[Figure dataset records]
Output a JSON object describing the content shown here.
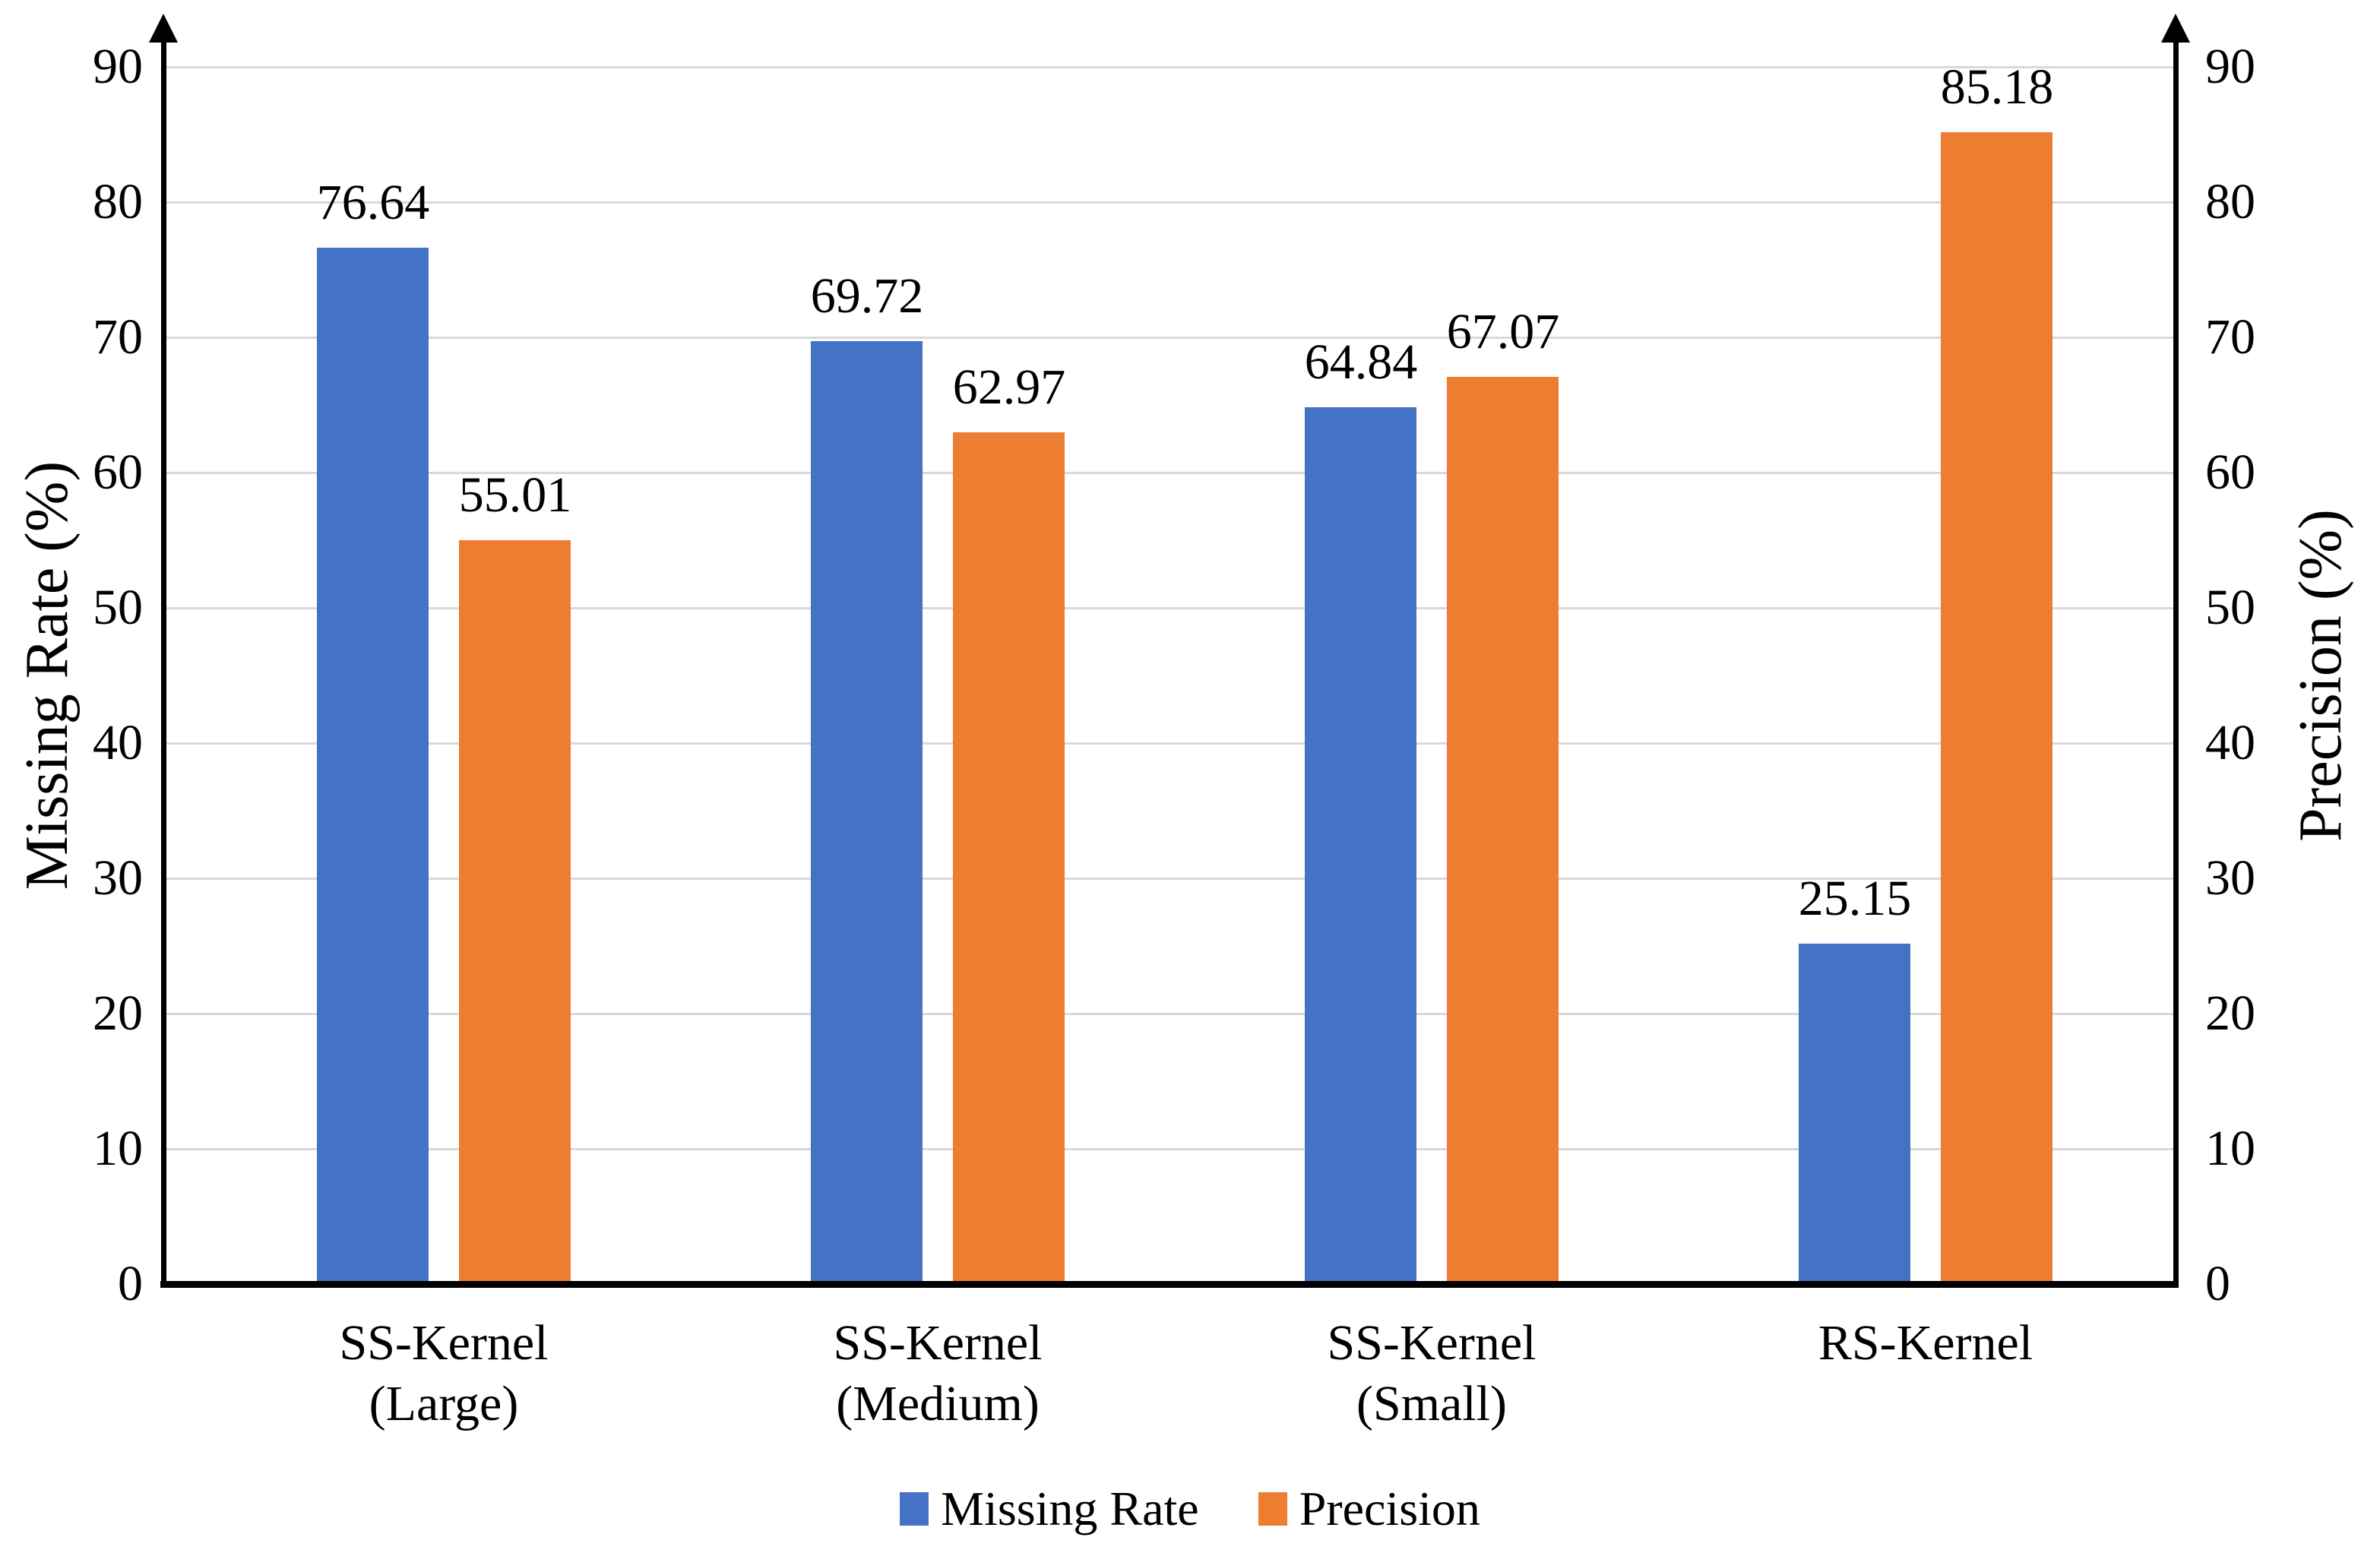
{
  "chart_data": {
    "type": "bar",
    "title": "",
    "categories": [
      "SS-Kernel\n(Large)",
      "SS-Kernel\n(Medium)",
      "SS-Kernel\n(Small)",
      "RS-Kernel"
    ],
    "series": [
      {
        "name": "Missing Rate",
        "axis": "left",
        "color": "#4472C4",
        "values": [
          76.64,
          69.72,
          64.84,
          25.15
        ]
      },
      {
        "name": "Precision",
        "axis": "right",
        "color": "#ED7D31",
        "values": [
          55.01,
          62.97,
          67.07,
          85.18
        ]
      }
    ],
    "left_axis": {
      "label": "Missing Rate (%)",
      "min": 0,
      "max": 90,
      "tick_step": 10,
      "ticks": [
        0,
        10,
        20,
        30,
        40,
        50,
        60,
        70,
        80,
        90
      ],
      "arrow": true
    },
    "right_axis": {
      "label": "Precision (%)",
      "min": 0,
      "max": 90,
      "tick_step": 10,
      "ticks": [
        0,
        10,
        20,
        30,
        40,
        50,
        60,
        70,
        80,
        90
      ],
      "arrow": true
    },
    "grid": true,
    "data_labels_visible": true,
    "legend": {
      "position": "bottom",
      "entries": [
        "Missing Rate",
        "Precision"
      ]
    },
    "colors": {
      "axis": "#000000",
      "gridline": "#D9D9D9",
      "background": "#FFFFFF",
      "text": "#000000"
    }
  }
}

• **DIRECTIONS FOR THIS TASK**
Leave the pictures out and copy the rest of the data exactly.

• **SOLUTION TO THE EXERCISE**
Output a JSON object describing the content shown here.
{
  "chart_data": {
    "type": "bar",
    "title": "",
    "categories": [
      "SS-Kernel\n(Large)",
      "SS-Kernel\n(Medium)",
      "SS-Kernel\n(Small)",
      "RS-Kernel"
    ],
    "series": [
      {
        "name": "Missing Rate",
        "axis": "left",
        "color": "#4472C4",
        "values": [
          76.64,
          69.72,
          64.84,
          25.15
        ]
      },
      {
        "name": "Precision",
        "axis": "right",
        "color": "#ED7D31",
        "values": [
          55.01,
          62.97,
          67.07,
          85.18
        ]
      }
    ],
    "left_axis": {
      "label": "Missing Rate (%)",
      "min": 0,
      "max": 90,
      "tick_step": 10,
      "ticks": [
        0,
        10,
        20,
        30,
        40,
        50,
        60,
        70,
        80,
        90
      ],
      "arrow": true
    },
    "right_axis": {
      "label": "Precision (%)",
      "min": 0,
      "max": 90,
      "tick_step": 10,
      "ticks": [
        0,
        10,
        20,
        30,
        40,
        50,
        60,
        70,
        80,
        90
      ],
      "arrow": true
    },
    "grid": true,
    "data_labels_visible": true,
    "legend": {
      "position": "bottom",
      "entries": [
        "Missing Rate",
        "Precision"
      ]
    },
    "colors": {
      "axis": "#000000",
      "gridline": "#D9D9D9",
      "background": "#FFFFFF",
      "text": "#000000"
    }
  }
}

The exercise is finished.